AIM OF THE EXERCISE:
Type out the records that follow, exactly as given.

* Begin LISTING *

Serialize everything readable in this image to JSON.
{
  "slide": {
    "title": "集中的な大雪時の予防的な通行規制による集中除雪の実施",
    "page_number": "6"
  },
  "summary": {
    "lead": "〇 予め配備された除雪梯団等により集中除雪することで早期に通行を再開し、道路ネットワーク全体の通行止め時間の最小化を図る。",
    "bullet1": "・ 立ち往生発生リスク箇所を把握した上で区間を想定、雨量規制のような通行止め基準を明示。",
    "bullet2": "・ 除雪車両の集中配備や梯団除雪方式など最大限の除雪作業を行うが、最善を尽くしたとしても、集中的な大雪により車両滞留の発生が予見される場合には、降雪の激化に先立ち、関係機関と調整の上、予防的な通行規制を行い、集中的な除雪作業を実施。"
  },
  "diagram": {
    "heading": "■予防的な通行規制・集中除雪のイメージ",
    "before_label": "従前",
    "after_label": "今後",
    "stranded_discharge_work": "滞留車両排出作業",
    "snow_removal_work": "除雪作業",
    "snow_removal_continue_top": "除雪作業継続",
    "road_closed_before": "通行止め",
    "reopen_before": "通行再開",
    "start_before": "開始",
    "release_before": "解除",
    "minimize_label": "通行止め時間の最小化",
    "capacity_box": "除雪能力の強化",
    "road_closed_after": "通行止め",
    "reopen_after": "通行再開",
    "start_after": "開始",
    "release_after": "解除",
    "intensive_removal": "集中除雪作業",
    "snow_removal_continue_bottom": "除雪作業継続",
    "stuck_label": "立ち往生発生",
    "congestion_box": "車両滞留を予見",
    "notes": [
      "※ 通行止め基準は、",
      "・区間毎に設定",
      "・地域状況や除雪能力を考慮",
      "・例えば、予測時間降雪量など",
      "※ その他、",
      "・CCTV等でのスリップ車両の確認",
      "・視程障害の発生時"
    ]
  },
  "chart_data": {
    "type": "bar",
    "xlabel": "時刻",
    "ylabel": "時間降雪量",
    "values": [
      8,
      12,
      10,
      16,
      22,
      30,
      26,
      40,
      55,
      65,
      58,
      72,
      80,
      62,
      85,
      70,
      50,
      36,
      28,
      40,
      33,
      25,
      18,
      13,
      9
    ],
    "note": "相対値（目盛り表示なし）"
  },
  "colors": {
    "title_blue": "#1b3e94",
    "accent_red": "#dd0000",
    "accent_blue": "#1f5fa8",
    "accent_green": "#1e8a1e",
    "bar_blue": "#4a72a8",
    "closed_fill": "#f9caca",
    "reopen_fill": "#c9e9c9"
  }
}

* End LISTING *

TASK RESPONSE:
Serialize everything readable in this image to JSON.
{
  "slide": {
    "title": "集中的な大雪時の予防的な通行規制による集中除雪の実施",
    "page_number": "6"
  },
  "summary": {
    "lead": "〇 予め配備された除雪梯団等により集中除雪することで早期に通行を再開し、道路ネットワーク全体の通行止め時間の最小化を図る。",
    "bullet1": "・ 立ち往生発生リスク箇所を把握した上で区間を想定、雨量規制のような通行止め基準を明示。",
    "bullet2": "・ 除雪車両の集中配備や梯団除雪方式など最大限の除雪作業を行うが、最善を尽くしたとしても、集中的な大雪により車両滞留の発生が予見される場合には、降雪の激化に先立ち、関係機関と調整の上、予防的な通行規制を行い、集中的な除雪作業を実施。"
  },
  "diagram": {
    "heading": "■予防的な通行規制・集中除雪のイメージ",
    "before_label": "従前",
    "after_label": "今後",
    "stranded_discharge_work": "滞留車両排出作業",
    "snow_removal_work": "除雪作業",
    "snow_removal_continue_top": "除雪作業継続",
    "road_closed_before": "通行止め",
    "reopen_before": "通行再開",
    "start_before": "開始",
    "release_before": "解除",
    "minimize_label": "通行止め時間の最小化",
    "capacity_box": "除雪能力の強化",
    "road_closed_after": "通行止め",
    "reopen_after": "通行再開",
    "start_after": "開始",
    "release_after": "解除",
    "intensive_removal": "集中除雪作業",
    "snow_removal_continue_bottom": "除雪作業継続",
    "stuck_label": "立ち往生発生",
    "congestion_box": "車両滞留を予見",
    "notes": [
      "※ 通行止め基準は、",
      "・区間毎に設定",
      "・地域状況や除雪能力を考慮",
      "・例えば、予測時間降雪量など",
      "※ その他、",
      "・CCTV等でのスリップ車両の確認",
      "・視程障害の発生時"
    ]
  },
  "chart_data": {
    "type": "bar",
    "xlabel": "時刻",
    "ylabel": "時間降雪量",
    "values": [
      8,
      12,
      10,
      16,
      22,
      30,
      26,
      40,
      55,
      65,
      58,
      72,
      80,
      62,
      85,
      70,
      50,
      36,
      28,
      40,
      33,
      25,
      18,
      13,
      9
    ],
    "note": "相対値（目盛り表示なし）"
  },
  "colors": {
    "title_blue": "#1b3e94",
    "accent_red": "#dd0000",
    "accent_blue": "#1f5fa8",
    "accent_green": "#1e8a1e",
    "bar_blue": "#4a72a8",
    "closed_fill": "#f9caca",
    "reopen_fill": "#c9e9c9"
  }
}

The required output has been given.